# start of INFORMATION GIVEN
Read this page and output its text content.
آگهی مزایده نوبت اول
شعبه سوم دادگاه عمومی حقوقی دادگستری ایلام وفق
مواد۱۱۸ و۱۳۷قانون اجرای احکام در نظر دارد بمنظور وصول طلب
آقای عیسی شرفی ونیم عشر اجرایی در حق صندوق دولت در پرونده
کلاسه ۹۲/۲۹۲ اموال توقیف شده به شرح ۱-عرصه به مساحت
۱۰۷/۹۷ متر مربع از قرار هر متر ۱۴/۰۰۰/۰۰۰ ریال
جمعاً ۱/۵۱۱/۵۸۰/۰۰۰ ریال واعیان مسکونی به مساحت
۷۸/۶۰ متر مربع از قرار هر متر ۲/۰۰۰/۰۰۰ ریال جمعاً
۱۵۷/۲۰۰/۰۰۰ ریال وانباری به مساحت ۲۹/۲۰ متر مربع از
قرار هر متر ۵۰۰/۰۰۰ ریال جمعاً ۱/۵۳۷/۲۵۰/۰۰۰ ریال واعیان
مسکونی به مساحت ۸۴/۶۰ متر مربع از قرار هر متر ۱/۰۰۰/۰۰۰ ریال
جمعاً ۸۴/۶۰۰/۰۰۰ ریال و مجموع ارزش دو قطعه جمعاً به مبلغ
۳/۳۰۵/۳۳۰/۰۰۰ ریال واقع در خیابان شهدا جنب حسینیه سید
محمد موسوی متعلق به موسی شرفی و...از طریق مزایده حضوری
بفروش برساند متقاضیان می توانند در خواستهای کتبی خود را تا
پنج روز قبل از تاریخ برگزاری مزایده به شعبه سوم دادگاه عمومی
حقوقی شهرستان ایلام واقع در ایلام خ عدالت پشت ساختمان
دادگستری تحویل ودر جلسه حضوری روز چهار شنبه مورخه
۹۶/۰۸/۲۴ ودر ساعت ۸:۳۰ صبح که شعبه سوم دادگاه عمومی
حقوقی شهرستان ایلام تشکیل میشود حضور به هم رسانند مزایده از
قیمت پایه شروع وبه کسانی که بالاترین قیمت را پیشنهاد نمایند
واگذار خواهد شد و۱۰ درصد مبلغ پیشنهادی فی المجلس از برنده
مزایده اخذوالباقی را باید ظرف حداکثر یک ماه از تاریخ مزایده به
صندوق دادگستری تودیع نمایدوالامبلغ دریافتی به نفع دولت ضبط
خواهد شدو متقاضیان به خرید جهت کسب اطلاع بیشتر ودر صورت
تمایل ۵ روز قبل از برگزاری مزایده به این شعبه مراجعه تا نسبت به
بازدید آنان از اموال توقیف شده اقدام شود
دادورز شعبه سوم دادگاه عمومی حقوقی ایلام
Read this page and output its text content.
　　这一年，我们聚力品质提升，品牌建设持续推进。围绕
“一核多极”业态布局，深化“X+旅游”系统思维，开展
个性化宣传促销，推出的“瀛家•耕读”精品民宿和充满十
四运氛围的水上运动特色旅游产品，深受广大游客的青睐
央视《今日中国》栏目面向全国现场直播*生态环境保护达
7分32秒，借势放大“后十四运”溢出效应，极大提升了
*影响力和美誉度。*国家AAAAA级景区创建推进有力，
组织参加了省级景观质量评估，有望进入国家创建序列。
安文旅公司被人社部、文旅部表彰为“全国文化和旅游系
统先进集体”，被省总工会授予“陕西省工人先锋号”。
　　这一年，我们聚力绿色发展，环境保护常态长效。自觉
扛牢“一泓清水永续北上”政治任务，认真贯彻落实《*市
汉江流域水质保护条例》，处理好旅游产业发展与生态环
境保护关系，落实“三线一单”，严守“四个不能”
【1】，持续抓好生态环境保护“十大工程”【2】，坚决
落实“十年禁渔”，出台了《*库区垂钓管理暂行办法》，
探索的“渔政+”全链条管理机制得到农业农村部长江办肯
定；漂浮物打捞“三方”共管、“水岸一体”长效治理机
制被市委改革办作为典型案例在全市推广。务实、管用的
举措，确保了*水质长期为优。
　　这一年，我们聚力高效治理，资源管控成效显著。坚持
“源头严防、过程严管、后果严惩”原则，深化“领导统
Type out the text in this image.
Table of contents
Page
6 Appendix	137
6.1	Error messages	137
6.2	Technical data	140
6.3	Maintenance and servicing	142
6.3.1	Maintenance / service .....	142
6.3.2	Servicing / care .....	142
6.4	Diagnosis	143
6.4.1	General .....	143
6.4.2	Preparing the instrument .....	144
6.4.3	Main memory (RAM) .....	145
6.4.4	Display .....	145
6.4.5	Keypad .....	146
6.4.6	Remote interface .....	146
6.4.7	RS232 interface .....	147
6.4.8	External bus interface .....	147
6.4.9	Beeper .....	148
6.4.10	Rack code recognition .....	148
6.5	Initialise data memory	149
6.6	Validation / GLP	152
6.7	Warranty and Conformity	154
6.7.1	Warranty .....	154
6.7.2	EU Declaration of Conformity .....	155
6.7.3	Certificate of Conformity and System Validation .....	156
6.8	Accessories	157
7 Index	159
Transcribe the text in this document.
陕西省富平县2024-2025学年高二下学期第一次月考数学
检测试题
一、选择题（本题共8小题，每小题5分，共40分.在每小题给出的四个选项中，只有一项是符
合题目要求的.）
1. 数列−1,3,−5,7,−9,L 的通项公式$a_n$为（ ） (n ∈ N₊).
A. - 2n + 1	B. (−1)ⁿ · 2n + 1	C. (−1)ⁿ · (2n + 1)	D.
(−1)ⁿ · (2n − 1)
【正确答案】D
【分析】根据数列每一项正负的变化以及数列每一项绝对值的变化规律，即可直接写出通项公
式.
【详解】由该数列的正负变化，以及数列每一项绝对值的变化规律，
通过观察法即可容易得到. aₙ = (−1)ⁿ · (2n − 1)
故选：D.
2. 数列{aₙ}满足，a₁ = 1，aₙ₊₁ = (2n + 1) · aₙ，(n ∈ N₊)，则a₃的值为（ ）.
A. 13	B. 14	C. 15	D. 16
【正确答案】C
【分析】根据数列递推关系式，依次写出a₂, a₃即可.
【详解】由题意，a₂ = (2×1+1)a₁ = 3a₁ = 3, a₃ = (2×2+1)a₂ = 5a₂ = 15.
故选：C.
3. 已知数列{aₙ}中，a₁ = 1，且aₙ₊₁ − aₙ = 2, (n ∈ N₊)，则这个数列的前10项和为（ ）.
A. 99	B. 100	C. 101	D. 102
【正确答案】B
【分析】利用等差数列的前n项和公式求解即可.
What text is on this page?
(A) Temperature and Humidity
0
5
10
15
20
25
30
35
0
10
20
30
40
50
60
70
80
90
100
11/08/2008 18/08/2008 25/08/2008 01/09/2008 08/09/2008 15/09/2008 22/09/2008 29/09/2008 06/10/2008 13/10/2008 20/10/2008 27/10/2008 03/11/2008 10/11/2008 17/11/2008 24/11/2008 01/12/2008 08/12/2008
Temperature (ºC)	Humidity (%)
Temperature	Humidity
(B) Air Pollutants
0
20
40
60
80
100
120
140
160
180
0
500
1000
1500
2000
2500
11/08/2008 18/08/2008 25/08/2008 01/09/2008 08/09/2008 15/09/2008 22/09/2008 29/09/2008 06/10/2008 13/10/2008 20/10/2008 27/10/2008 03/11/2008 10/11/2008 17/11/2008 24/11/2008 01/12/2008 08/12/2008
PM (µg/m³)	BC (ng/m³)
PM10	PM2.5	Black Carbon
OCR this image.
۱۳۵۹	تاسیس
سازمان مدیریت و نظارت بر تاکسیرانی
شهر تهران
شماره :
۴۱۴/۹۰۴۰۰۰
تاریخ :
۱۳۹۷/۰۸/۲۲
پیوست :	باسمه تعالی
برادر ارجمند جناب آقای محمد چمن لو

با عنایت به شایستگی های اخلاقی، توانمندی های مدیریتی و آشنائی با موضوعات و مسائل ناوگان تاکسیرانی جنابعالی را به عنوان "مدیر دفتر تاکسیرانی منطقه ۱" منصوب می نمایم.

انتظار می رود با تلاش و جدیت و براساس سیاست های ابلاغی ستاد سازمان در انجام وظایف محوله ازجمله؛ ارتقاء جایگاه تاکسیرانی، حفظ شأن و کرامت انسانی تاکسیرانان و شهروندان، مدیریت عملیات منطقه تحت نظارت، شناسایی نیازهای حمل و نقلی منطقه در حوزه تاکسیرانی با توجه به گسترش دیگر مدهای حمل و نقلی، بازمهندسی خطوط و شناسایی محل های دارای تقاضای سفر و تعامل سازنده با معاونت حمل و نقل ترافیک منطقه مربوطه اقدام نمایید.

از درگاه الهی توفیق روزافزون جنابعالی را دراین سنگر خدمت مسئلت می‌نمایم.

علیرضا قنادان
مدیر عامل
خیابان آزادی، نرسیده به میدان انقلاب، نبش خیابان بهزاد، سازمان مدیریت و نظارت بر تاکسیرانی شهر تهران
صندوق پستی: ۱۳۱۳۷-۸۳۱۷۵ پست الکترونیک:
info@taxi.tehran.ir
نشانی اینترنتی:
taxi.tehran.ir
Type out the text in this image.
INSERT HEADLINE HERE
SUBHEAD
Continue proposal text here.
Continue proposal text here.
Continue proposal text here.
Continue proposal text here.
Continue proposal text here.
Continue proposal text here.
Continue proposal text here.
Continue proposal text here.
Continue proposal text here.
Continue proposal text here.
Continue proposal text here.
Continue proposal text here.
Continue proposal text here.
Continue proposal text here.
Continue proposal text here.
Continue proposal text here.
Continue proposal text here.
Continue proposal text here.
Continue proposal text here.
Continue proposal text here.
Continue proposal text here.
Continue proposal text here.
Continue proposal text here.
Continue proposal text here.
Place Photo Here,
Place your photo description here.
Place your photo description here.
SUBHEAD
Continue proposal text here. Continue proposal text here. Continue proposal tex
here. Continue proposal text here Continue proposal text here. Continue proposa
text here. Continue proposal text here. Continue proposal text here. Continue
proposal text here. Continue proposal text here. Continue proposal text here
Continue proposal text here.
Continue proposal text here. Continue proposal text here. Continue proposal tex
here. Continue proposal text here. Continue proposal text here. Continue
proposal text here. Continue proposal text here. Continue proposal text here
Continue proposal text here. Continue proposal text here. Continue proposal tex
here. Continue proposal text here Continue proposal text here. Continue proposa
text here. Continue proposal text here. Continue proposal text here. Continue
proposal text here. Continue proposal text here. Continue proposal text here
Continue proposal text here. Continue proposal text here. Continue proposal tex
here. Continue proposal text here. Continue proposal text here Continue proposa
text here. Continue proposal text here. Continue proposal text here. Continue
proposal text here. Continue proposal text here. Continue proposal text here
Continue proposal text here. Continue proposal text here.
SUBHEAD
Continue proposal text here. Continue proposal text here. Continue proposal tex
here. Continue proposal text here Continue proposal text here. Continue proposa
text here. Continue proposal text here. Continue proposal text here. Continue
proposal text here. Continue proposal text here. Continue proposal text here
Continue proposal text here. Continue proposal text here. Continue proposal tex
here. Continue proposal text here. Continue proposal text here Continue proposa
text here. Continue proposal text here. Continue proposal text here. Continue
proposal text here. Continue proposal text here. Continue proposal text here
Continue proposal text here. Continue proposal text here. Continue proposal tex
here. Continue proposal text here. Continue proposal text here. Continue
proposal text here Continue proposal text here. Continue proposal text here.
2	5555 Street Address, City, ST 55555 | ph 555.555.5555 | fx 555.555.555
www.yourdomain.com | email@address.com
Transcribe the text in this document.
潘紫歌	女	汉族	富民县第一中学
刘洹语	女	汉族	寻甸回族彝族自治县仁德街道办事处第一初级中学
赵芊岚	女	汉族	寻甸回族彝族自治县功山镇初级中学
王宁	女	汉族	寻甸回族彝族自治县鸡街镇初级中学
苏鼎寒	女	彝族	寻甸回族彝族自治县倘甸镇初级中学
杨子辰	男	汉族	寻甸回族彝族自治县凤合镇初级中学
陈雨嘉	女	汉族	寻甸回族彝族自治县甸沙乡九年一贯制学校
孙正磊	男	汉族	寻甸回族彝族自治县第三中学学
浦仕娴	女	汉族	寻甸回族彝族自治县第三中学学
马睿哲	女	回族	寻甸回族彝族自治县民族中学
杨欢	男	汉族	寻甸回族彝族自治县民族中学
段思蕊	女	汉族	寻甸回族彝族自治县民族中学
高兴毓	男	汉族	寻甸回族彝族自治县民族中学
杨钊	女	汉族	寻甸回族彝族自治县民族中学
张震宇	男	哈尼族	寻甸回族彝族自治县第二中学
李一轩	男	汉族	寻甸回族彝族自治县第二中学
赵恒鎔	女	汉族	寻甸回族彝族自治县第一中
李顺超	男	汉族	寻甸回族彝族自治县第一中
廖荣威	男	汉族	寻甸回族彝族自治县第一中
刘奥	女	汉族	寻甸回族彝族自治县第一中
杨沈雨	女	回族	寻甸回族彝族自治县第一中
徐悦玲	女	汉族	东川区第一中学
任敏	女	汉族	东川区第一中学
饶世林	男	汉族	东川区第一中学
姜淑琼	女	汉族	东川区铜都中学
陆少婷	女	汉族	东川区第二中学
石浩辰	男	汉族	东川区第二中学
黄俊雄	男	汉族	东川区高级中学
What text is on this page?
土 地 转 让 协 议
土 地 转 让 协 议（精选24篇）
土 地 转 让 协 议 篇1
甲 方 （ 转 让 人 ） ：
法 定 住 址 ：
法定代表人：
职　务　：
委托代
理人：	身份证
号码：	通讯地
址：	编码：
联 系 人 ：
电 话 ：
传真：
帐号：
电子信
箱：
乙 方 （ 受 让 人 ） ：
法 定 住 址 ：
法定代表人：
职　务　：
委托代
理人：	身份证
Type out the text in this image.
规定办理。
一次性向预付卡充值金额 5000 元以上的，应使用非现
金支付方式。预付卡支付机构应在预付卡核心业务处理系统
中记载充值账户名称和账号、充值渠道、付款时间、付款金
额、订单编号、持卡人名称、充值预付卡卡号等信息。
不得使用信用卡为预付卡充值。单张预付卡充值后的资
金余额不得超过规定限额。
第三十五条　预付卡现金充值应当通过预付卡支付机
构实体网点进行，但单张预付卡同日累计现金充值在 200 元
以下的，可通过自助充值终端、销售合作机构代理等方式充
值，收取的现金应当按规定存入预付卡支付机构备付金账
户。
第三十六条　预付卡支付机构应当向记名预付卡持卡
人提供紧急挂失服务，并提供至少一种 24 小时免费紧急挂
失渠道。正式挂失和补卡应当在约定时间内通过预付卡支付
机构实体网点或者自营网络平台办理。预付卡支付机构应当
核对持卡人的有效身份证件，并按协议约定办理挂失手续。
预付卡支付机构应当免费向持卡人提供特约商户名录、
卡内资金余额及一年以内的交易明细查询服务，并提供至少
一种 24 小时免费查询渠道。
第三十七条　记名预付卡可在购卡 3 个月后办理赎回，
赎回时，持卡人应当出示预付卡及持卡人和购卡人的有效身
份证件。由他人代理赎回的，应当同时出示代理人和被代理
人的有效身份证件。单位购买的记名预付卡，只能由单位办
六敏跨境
# end of INFORMATION GIVEN
▶ [TASK PROMPT] Return a copy of every line that includes the word "مزایده".

▶ [COMPLETE OUTPUT]
آگهی مزایده نوبت اول
محمد موسوی متعلق به موسی شرفی و...از طریق مزایده حضوری
پنج روز قبل از تاریخ برگزاری مزایده به شعبه سوم دادگاه عمومی
حقوقی شهرستان ایلام تشکیل میشود حضور به هم رسانند مزایده از
مزایده اخذوالباقی را باید ظرف حداکثر یک ماه از تاریخ مزایده به
تمایل ۵ روز قبل از برگزاری مزایده به این شعبه مراجعه تا نسبت به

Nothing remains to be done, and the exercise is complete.